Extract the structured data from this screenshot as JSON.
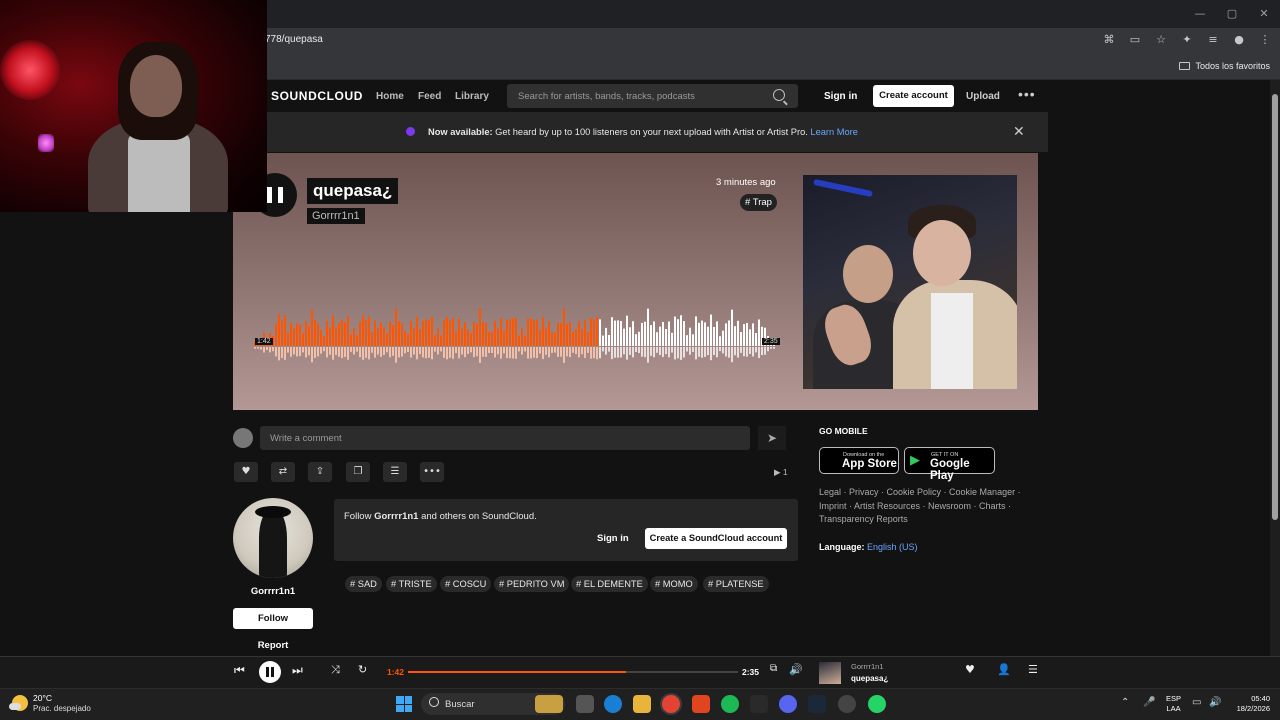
{
  "browser": {
    "url": "778/quepasa",
    "window_controls": [
      "—",
      "▢",
      "✕"
    ],
    "favorites_label": "Todos los favoritos"
  },
  "soundcloud": {
    "logo": "SOUNDCLOUD",
    "nav": [
      "Home",
      "Feed",
      "Library"
    ],
    "search_placeholder": "Search for artists, bands, tracks, podcasts",
    "sign_in": "Sign in",
    "create_account": "Create account",
    "upload": "Upload",
    "more": "•••",
    "accent_color": "#ff5500"
  },
  "banner": {
    "bold": "Now available:",
    "text": " Get heard by up to 100 listeners on your next upload with Artist or Artist Pro. ",
    "link": "Learn More",
    "close": "✕"
  },
  "track": {
    "title": "quepasa¿",
    "artist": "Gorrrr1n1",
    "posted": "3 minutes ago",
    "tag": "# Trap",
    "current_time": "1:42",
    "duration": "2:35",
    "progress": 0.66
  },
  "comment": {
    "placeholder": "Write a comment",
    "send_icon": "send-icon"
  },
  "actions": {
    "buttons": [
      "♥",
      "⇄",
      "⇪",
      "❐",
      "☰",
      "•••"
    ],
    "plays": "▶ 1"
  },
  "artist_panel": {
    "name": "Gorrrr1n1",
    "follow": "Follow",
    "report": "Report"
  },
  "follow_prompt": {
    "pre": "Follow ",
    "name": "Gorrrr1n1",
    "post": " and others on SoundCloud.",
    "sign_in": "Sign in",
    "create": "Create a SoundCloud account"
  },
  "tags": [
    "# SAD",
    "# TRISTE",
    "# COSCU",
    "# PEDRITO VM",
    "# EL DEMENTE",
    "# MOMO",
    "# PLATENSE"
  ],
  "sidebar": {
    "go_mobile": "GO MOBILE",
    "app_store_small": "Download on the",
    "app_store_big": "App Store",
    "play_small": "GET IT ON",
    "play_big": "Google Play",
    "legal": "Legal · Privacy · Cookie Policy · Cookie Manager · Imprint · Artist Resources · Newsroom · Charts · Transparency Reports",
    "language_label": "Language: ",
    "language_value": "English (US)"
  },
  "player": {
    "current": "1:42",
    "duration": "2:35",
    "artist": "Gorrrr1n1",
    "title": "quepasa¿"
  },
  "taskbar": {
    "temp": "20°C",
    "weather": "Prac. despejado",
    "search": "Buscar",
    "lang_line1": "ESP",
    "lang_line2": "LAA",
    "time": "05:40",
    "date": "18/2/2026"
  }
}
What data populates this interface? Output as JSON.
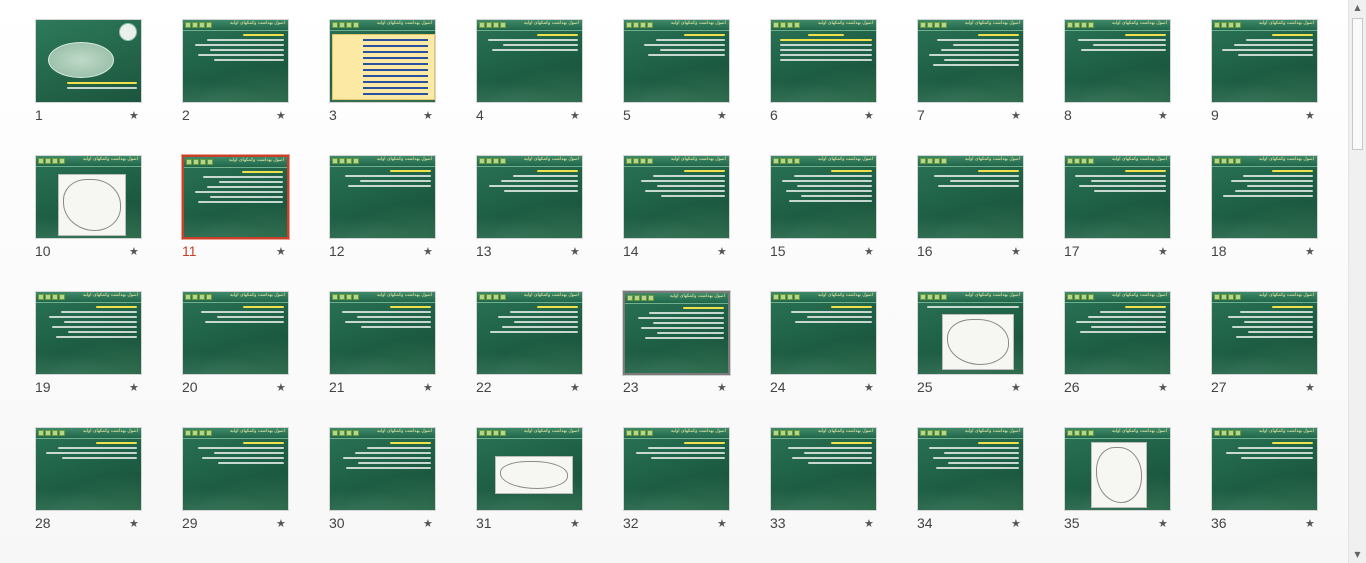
{
  "slide_header_title": "اصول بهداشت وکمکهای اولیه",
  "title_slide": {
    "title_lines": [
      "اصول بهداشت",
      "و",
      "کمک های اولیه"
    ],
    "presenter": "تهیه کننده : دکتر محمد علی ابراهیمی"
  },
  "slide2_subtitle": "فصل اول",
  "current_slide": 11,
  "hovered_slide": 23,
  "star_glyph": "★",
  "scrollbar": {
    "up_glyph": "▲",
    "down_glyph": "▼"
  },
  "colors": {
    "selection": "#c8402a",
    "slide_bg": "#1f6247"
  },
  "slides": [
    {
      "num": "1",
      "type": "title"
    },
    {
      "num": "2",
      "type": "text"
    },
    {
      "num": "3",
      "type": "toc"
    },
    {
      "num": "4",
      "type": "text"
    },
    {
      "num": "5",
      "type": "text"
    },
    {
      "num": "6",
      "type": "chapter"
    },
    {
      "num": "7",
      "type": "text"
    },
    {
      "num": "8",
      "type": "text"
    },
    {
      "num": "9",
      "type": "text"
    },
    {
      "num": "10",
      "type": "image"
    },
    {
      "num": "11",
      "type": "text"
    },
    {
      "num": "12",
      "type": "text"
    },
    {
      "num": "13",
      "type": "text"
    },
    {
      "num": "14",
      "type": "text"
    },
    {
      "num": "15",
      "type": "text"
    },
    {
      "num": "16",
      "type": "text"
    },
    {
      "num": "17",
      "type": "text"
    },
    {
      "num": "18",
      "type": "text"
    },
    {
      "num": "19",
      "type": "text"
    },
    {
      "num": "20",
      "type": "text"
    },
    {
      "num": "21",
      "type": "text"
    },
    {
      "num": "22",
      "type": "text"
    },
    {
      "num": "23",
      "type": "text"
    },
    {
      "num": "24",
      "type": "text"
    },
    {
      "num": "25",
      "type": "image"
    },
    {
      "num": "26",
      "type": "text"
    },
    {
      "num": "27",
      "type": "text"
    },
    {
      "num": "28",
      "type": "text"
    },
    {
      "num": "29",
      "type": "text"
    },
    {
      "num": "30",
      "type": "text"
    },
    {
      "num": "31",
      "type": "image"
    },
    {
      "num": "32",
      "type": "text"
    },
    {
      "num": "33",
      "type": "text"
    },
    {
      "num": "34",
      "type": "text"
    },
    {
      "num": "35",
      "type": "image"
    },
    {
      "num": "36",
      "type": "text"
    }
  ]
}
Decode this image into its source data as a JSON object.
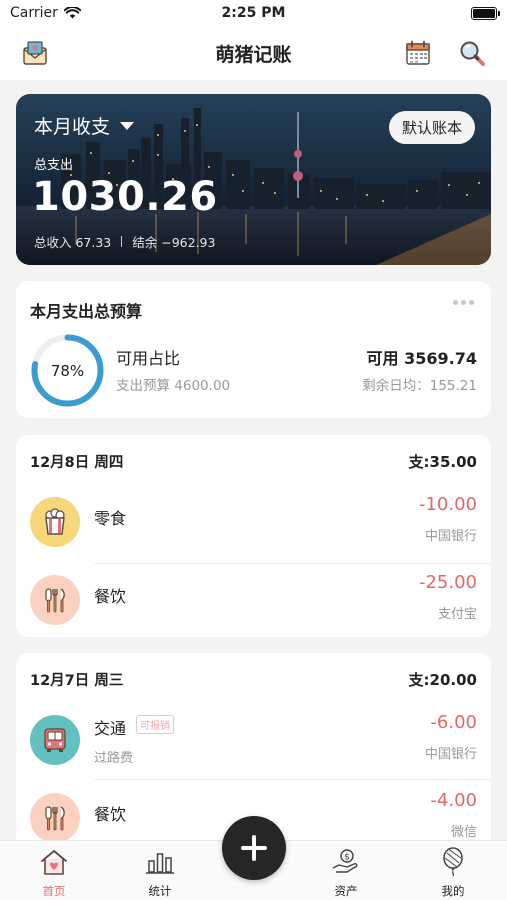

··········

Each line of the material must be retyped exactly, except that images are omitted.

> [Reply to the exercise]:
Extract the structured data from this screenshot as JSON.
{
  "browser": {
    "url": "778/quepasa",
    "window_controls": [
      "—",
      "▢",
      "✕"
    ],
    "favorites_label": "Todos los favoritos"
  },
  "soundcloud": {
    "logo": "SOUNDCLOUD",
    "nav": [
      "Home",
      "Feed",
      "Library"
    ],
    "search_placeholder": "Search for artists, bands, tracks, podcasts",
    "sign_in": "Sign in",
    "create_account": "Create account",
    "upload": "Upload",
    "more": "•••",
    "accent_color": "#ff5500"
  },
  "banner": {
    "bold": "Now available:",
    "text": " Get heard by up to 100 listeners on your next upload with Artist or Artist Pro. ",
    "link": "Learn More",
    "close": "✕"
  },
  "track": {
    "title": "quepasa¿",
    "artist": "Gorrrr1n1",
    "posted": "3 minutes ago",
    "tag": "# Trap",
    "current_time": "1:42",
    "duration": "2:35",
    "progress": 0.66
  },
  "comment": {
    "placeholder": "Write a comment",
    "send_icon": "send-icon"
  },
  "actions": {
    "buttons": [
      "♥",
      "⇄",
      "⇪",
      "❐",
      "☰",
      "•••"
    ],
    "plays": "▶ 1"
  },
  "artist_panel": {
    "name": "Gorrrr1n1",
    "follow": "Follow",
    "report": "Report"
  },
  "follow_prompt": {
    "pre": "Follow ",
    "name": "Gorrrr1n1",
    "post": " and others on SoundCloud.",
    "sign_in": "Sign in",
    "create": "Create a SoundCloud account"
  },
  "tags": [
    "# SAD",
    "# TRISTE",
    "# COSCU",
    "# PEDRITO VM",
    "# EL DEMENTE",
    "# MOMO",
    "# PLATENSE"
  ],
  "sidebar": {
    "go_mobile": "GO MOBILE",
    "app_store_small": "Download on the",
    "app_store_big": "App Store",
    "play_small": "GET IT ON",
    "play_big": "Google Play",
    "legal": "Legal · Privacy · Cookie Policy · Cookie Manager · Imprint · Artist Resources · Newsroom · Charts · Transparency Reports",
    "language_label": "Language: ",
    "language_value": "English (US)"
  },
  "player": {
    "current": "1:42",
    "duration": "2:35",
    "artist": "Gorrrr1n1",
    "title": "quepasa¿"
  },
  "taskbar": {
    "temp": "20°C",
    "weather": "Prac. despejado",
    "search": "Buscar",
    "lang_line1": "ESP",
    "lang_line2": "LAA",
    "time": "05:40",
    "date": "18/2/2026"
  }
}
What data populates this interface? Output as JSON.
{
  "slide_header_title": "اصول بهداشت وکمکهای اولیه",
  "title_slide": {
    "title_lines": [
      "اصول بهداشت",
      "و",
      "کمک های اولیه"
    ],
    "presenter": "تهیه کننده : دکتر محمد علی ابراهیمی"
  },
  "slide2_subtitle": "فصل اول",
  "current_slide": 11,
  "hovered_slide": 23,
  "star_glyph": "★",
  "scrollbar": {
    "up_glyph": "▲",
    "down_glyph": "▼"
  },
  "colors": {
    "selection": "#c8402a",
    "slide_bg": "#1f6247"
  },
  "slides": [
    {
      "num": "1",
      "type": "title"
    },
    {
      "num": "2",
      "type": "text"
    },
    {
      "num": "3",
      "type": "toc"
    },
    {
      "num": "4",
      "type": "text"
    },
    {
      "num": "5",
      "type": "text"
    },
    {
      "num": "6",
      "type": "chapter"
    },
    {
      "num": "7",
      "type": "text"
    },
    {
      "num": "8",
      "type": "text"
    },
    {
      "num": "9",
      "type": "text"
    },
    {
      "num": "10",
      "type": "image"
    },
    {
      "num": "11",
      "type": "text"
    },
    {
      "num": "12",
      "type": "text"
    },
    {
      "num": "13",
      "type": "text"
    },
    {
      "num": "14",
      "type": "text"
    },
    {
      "num": "15",
      "type": "text"
    },
    {
      "num": "16",
      "type": "text"
    },
    {
      "num": "17",
      "type": "text"
    },
    {
      "num": "18",
      "type": "text"
    },
    {
      "num": "19",
      "type": "text"
    },
    {
      "num": "20",
      "type": "text"
    },
    {
      "num": "21",
      "type": "text"
    },
    {
      "num": "22",
      "type": "text"
    },
    {
      "num": "23",
      "type": "text"
    },
    {
      "num": "24",
      "type": "text"
    },
    {
      "num": "25",
      "type": "image"
    },
    {
      "num": "26",
      "type": "text"
    },
    {
      "num": "27",
      "type": "text"
    },
    {
      "num": "28",
      "type": "text"
    },
    {
      "num": "29",
      "type": "text"
    },
    {
      "num": "30",
      "type": "text"
    },
    {
      "num": "31",
      "type": "image"
    },
    {
      "num": "32",
      "type": "text"
    },
    {
      "num": "33",
      "type": "text"
    },
    {
      "num": "34",
      "type": "text"
    },
    {
      "num": "35",
      "type": "image"
    },
    {
      "num": "36",
      "type": "text"
    }
  ]
}
Decode this image into its source data as a JSON object.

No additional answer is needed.